### Short problem
The entries below should be transcribed in their entirety, exactly as written.

### Data lines

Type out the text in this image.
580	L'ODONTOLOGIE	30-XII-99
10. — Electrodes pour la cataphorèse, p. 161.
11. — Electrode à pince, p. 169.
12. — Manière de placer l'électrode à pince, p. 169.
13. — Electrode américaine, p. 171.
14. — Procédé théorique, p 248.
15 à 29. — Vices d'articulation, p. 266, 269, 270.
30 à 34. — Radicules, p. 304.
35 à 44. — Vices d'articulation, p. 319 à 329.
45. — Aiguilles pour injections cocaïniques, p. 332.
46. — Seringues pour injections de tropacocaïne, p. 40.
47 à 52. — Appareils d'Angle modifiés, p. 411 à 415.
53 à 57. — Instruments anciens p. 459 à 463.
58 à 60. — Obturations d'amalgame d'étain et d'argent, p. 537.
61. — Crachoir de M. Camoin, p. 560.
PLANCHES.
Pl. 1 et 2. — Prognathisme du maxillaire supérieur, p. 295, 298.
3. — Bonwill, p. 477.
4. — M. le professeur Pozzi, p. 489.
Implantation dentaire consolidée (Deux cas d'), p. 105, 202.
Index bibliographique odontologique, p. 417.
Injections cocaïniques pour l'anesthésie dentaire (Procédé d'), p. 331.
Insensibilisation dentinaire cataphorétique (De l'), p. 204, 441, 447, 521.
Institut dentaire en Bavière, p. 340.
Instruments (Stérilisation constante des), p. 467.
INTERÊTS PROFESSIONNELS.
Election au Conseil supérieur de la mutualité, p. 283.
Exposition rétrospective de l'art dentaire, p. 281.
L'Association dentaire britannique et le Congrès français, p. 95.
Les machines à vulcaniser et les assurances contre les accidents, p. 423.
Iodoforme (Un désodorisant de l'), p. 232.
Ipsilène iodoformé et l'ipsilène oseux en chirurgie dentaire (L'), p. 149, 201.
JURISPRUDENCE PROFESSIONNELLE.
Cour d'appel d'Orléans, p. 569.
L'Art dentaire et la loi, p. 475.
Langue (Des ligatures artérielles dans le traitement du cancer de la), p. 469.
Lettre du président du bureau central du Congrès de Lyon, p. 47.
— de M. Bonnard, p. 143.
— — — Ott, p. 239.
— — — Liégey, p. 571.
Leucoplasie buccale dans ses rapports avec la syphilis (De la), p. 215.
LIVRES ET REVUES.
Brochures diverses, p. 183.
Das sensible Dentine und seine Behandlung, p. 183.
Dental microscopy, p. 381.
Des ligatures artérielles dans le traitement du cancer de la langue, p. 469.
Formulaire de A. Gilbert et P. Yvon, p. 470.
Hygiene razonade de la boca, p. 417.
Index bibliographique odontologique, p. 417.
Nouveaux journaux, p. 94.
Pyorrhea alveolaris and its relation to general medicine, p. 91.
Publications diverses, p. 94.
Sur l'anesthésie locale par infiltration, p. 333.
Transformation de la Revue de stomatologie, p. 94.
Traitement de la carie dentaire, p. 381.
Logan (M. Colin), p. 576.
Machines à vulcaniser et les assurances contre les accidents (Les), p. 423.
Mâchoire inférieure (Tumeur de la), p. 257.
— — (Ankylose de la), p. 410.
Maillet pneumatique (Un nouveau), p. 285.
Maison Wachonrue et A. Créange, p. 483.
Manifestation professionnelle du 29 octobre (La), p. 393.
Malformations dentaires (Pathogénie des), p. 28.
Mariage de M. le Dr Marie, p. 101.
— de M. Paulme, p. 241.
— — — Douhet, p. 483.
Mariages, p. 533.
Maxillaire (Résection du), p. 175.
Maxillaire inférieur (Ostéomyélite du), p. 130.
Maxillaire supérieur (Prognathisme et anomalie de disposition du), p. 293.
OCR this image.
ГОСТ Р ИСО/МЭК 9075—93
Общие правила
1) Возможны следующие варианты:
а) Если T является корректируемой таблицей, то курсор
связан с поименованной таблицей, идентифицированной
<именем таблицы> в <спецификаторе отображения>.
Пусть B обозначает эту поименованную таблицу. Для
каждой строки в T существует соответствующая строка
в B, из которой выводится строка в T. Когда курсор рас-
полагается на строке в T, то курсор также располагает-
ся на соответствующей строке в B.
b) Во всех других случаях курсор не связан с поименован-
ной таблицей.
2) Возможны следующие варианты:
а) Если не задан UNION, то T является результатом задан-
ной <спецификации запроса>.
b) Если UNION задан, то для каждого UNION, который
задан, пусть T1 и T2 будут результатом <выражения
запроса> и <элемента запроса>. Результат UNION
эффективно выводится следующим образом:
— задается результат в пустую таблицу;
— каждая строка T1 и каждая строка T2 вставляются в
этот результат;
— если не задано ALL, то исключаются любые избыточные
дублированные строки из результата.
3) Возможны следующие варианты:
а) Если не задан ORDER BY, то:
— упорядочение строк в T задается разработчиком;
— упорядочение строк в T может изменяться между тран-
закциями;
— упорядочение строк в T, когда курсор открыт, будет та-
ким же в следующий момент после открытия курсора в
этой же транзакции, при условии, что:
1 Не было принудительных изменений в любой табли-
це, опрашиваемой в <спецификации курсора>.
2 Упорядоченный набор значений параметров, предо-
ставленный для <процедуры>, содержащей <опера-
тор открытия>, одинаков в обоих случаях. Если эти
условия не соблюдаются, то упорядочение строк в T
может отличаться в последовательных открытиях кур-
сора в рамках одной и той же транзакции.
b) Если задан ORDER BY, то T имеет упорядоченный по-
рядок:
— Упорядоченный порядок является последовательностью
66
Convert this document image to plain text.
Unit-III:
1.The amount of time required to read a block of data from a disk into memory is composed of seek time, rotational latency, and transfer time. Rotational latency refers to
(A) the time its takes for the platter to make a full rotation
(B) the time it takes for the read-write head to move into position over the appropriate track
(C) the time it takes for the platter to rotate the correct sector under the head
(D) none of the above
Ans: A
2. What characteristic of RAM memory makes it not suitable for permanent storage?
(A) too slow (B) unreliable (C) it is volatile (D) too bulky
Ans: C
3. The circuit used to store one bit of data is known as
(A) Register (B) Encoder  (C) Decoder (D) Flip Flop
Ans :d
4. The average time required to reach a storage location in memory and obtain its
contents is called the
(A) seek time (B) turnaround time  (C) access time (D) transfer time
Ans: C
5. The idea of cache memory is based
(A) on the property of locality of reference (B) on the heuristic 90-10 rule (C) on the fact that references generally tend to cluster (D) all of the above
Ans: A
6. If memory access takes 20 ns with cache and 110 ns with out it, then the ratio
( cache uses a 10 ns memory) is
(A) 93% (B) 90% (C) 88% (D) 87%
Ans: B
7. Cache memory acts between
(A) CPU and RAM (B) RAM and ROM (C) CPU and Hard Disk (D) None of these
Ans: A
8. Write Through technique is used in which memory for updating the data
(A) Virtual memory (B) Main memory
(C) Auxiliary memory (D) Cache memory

### Final result
Type out the text in this image.
580	L'ODONTOLOGIE	30-XII-99
10. — Electrodes pour la cataphorèse, p. 161.
11. — Electrode à pince, p. 169.
12. — Manière de placer l'électrode à pince, p. 169.
13. — Electrode américaine, p. 171.
14. — Procédé théorique, p 248.
15 à 29. — Vices d'articulation, p. 266, 269, 270.
30 à 34. — Radicules, p. 304.
35 à 44. — Vices d'articulation, p. 319 à 329.
45. — Aiguilles pour injections cocaïniques, p. 332.
46. — Seringues pour injections de tropacocaïne, p. 40.
47 à 52. — Appareils d'Angle modifiés, p. 411 à 415.
53 à 57. — Instruments anciens p. 459 à 463.
58 à 60. — Obturations d'amalgame d'étain et d'argent, p. 537.
61. — Crachoir de M. Camoin, p. 560.
PLANCHES.
Pl. 1 et 2. — Prognathisme du maxillaire supérieur, p. 295, 298.
3. — Bonwill, p. 477.
4. — M. le professeur Pozzi, p. 489.
Implantation dentaire consolidée (Deux cas d'), p. 105, 202.
Index bibliographique odontologique, p. 417.
Injections cocaïniques pour l'anesthésie dentaire (Procédé d'), p. 331.
Insensibilisation dentinaire cataphorétique (De l'), p. 204, 441, 447, 521.
Institut dentaire en Bavière, p. 340.
Instruments (Stérilisation constante des), p. 467.
INTERÊTS PROFESSIONNELS.
Election au Conseil supérieur de la mutualité, p. 283.
Exposition rétrospective de l'art dentaire, p. 281.
L'Association dentaire britannique et le Congrès français, p. 95.
Les machines à vulcaniser et les assurances contre les accidents, p. 423.
Iodoforme (Un désodorisant de l'), p. 232.
Ipsilène iodoformé et l'ipsilène oseux en chirurgie dentaire (L'), p. 149, 201.
JURISPRUDENCE PROFESSIONNELLE.
Cour d'appel d'Orléans, p. 569.
L'Art dentaire et la loi, p. 475.
Langue (Des ligatures artérielles dans le traitement du cancer de la), p. 469.
Lettre du président du bureau central du Congrès de Lyon, p. 47.
— de M. Bonnard, p. 143.
— — — Ott, p. 239.
— — — Liégey, p. 571.
Leucoplasie buccale dans ses rapports avec la syphilis (De la), p. 215.
LIVRES ET REVUES.
Brochures diverses, p. 183.
Das sensible Dentine und seine Behandlung, p. 183.
Dental microscopy, p. 381.
Des ligatures artérielles dans le traitement du cancer de la langue, p. 469.
Formulaire de A. Gilbert et P. Yvon, p. 470.
Hygiene razonade de la boca, p. 417.
Index bibliographique odontologique, p. 417.
Nouveaux journaux, p. 94.
Pyorrhea alveolaris and its relation to general medicine, p. 91.
Publications diverses, p. 94.
Sur l'anesthésie locale par infiltration, p. 333.
Transformation de la Revue de stomatologie, p. 94.
Traitement de la carie dentaire, p. 381.
Logan (M. Colin), p. 576.
Machines à vulcaniser et les assurances contre les accidents (Les), p. 423.
Mâchoire inférieure (Tumeur de la), p. 257.
— — (Ankylose de la), p. 410.
Maillet pneumatique (Un nouveau), p. 285.
Maison Wachonrue et A. Créange, p. 483.
Manifestation professionnelle du 29 octobre (La), p. 393.
Malformations dentaires (Pathogénie des), p. 28.
Mariage de M. le Dr Marie, p. 101.
— de M. Paulme, p. 241.
— — — Douhet, p. 483.
Mariages, p. 533.
Maxillaire (Résection du), p. 175.
Maxillaire inférieur (Ostéomyélite du), p. 130.
Maxillaire supérieur (Prognathisme et anomalie de disposition du), p. 293.
OCR this image.
ГОСТ Р ИСО/МЭК 9075—93
Общие правила
1) Возможны следующие варианты:
а) Если T является корректируемой таблицей, то курсор
связан с поименованной таблицей, идентифицированной
<именем таблицы> в <спецификаторе отображения>.
Пусть B обозначает эту поименованную таблицу. Для
каждой строки в T существует соответствующая строка
в B, из которой выводится строка в T. Когда курсор рас-
полагается на строке в T, то курсор также располагает-
ся на соответствующей строке в B.
b) Во всех других случаях курсор не связан с поименован-
ной таблицей.
2) Возможны следующие варианты:
а) Если не задан UNION, то T является результатом задан-
ной <спецификации запроса>.
b) Если UNION задан, то для каждого UNION, который
задан, пусть T1 и T2 будут результатом <выражения
запроса> и <элемента запроса>. Результат UNION
эффективно выводится следующим образом:
— задается результат в пустую таблицу;
— каждая строка T1 и каждая строка T2 вставляются в
этот результат;
— если не задано ALL, то исключаются любые избыточные
дублированные строки из результата.
3) Возможны следующие варианты:
а) Если не задан ORDER BY, то:
— упорядочение строк в T задается разработчиком;
— упорядочение строк в T может изменяться между тран-
закциями;
— упорядочение строк в T, когда курсор открыт, будет та-
ким же в следующий момент после открытия курсора в
этой же транзакции, при условии, что:
1 Не было принудительных изменений в любой табли-
це, опрашиваемой в <спецификации курсора>.
2 Упорядоченный набор значений параметров, предо-
ставленный для <процедуры>, содержащей <опера-
тор открытия>, одинаков в обоих случаях. Если эти
условия не соблюдаются, то упорядочение строк в T
может отличаться в последовательных открытиях кур-
сора в рамках одной и той же транзакции.
b) Если задан ORDER BY, то T имеет упорядоченный по-
рядок:
— Упорядоченный порядок является последовательностью
66
Convert this document image to plain text.
Unit-III:
1.The amount of time required to read a block of data from a disk into memory is composed of seek time, rotational latency, and transfer time. Rotational latency refers to
(A) the time its takes for the platter to make a full rotation
(B) the time it takes for the read-write head to move into position over the appropriate track
(C) the time it takes for the platter to rotate the correct sector under the head
(D) none of the above
Ans: A
2. What characteristic of RAM memory makes it not suitable for permanent storage?
(A) too slow (B) unreliable (C) it is volatile (D) too bulky
Ans: C
3. The circuit used to store one bit of data is known as
(A) Register (B) Encoder  (C) Decoder (D) Flip Flop
Ans :d
4. The average time required to reach a storage location in memory and obtain its
contents is called the
(A) seek time (B) turnaround time  (C) access time (D) transfer time
Ans: C
5. The idea of cache memory is based
(A) on the property of locality of reference (B) on the heuristic 90-10 rule (C) on the fact that references generally tend to cluster (D) all of the above
Ans: A
6. If memory access takes 20 ns with cache and 110 ns with out it, then the ratio
( cache uses a 10 ns memory) is
(A) 93% (B) 90% (C) 88% (D) 87%
Ans: B
7. Cache memory acts between
(A) CPU and RAM (B) RAM and ROM (C) CPU and Hard Disk (D) None of these
Ans: A
8. Write Through technique is used in which memory for updating the data
(A) Virtual memory (B) Main memory
(C) Auxiliary memory (D) Cache memory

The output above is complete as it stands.